_Rows from a dataset_:
+--

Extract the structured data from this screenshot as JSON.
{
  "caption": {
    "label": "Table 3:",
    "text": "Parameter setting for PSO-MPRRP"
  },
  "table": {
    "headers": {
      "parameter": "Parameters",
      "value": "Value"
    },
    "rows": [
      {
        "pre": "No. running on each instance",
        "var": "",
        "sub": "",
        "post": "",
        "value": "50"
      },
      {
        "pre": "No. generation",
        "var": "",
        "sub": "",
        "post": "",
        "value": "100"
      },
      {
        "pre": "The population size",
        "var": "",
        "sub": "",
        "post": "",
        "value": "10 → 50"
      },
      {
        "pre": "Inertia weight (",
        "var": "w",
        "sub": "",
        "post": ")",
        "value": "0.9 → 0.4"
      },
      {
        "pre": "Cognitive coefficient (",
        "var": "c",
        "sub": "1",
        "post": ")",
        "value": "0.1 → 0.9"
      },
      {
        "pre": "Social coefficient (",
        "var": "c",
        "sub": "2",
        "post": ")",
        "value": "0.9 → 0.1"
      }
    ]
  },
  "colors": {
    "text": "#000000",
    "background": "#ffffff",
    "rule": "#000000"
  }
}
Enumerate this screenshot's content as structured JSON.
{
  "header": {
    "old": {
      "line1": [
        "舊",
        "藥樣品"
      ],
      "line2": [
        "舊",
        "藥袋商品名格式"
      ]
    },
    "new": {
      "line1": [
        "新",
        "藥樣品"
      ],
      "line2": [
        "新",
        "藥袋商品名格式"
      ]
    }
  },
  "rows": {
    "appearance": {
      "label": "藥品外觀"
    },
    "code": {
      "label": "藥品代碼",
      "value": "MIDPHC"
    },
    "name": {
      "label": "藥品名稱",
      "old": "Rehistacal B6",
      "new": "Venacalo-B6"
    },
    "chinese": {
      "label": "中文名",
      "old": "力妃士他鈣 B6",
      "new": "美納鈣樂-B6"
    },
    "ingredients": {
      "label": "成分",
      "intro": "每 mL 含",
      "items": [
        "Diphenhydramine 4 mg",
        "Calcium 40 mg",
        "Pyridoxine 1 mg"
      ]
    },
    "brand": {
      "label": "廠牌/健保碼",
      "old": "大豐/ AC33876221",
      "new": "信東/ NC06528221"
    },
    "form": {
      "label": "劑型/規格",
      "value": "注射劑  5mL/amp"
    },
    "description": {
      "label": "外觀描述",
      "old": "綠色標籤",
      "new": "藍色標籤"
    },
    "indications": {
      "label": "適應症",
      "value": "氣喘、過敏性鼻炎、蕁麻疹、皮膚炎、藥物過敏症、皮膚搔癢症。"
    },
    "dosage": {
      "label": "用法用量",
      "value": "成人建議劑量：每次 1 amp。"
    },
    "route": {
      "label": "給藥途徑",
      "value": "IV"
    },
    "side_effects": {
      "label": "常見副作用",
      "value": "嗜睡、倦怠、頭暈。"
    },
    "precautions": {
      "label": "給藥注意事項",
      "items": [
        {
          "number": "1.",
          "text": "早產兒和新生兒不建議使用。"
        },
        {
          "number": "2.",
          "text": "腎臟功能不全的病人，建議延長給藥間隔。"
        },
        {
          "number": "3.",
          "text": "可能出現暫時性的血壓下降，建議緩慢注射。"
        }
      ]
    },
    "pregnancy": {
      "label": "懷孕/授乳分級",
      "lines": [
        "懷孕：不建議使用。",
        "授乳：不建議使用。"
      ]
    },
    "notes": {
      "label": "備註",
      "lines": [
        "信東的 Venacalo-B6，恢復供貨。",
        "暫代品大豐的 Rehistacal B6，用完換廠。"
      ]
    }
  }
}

+--

_Written instruction_:
Say how many lines of the listing above contain "screenshot", with no other words.

_Output of the task_:
2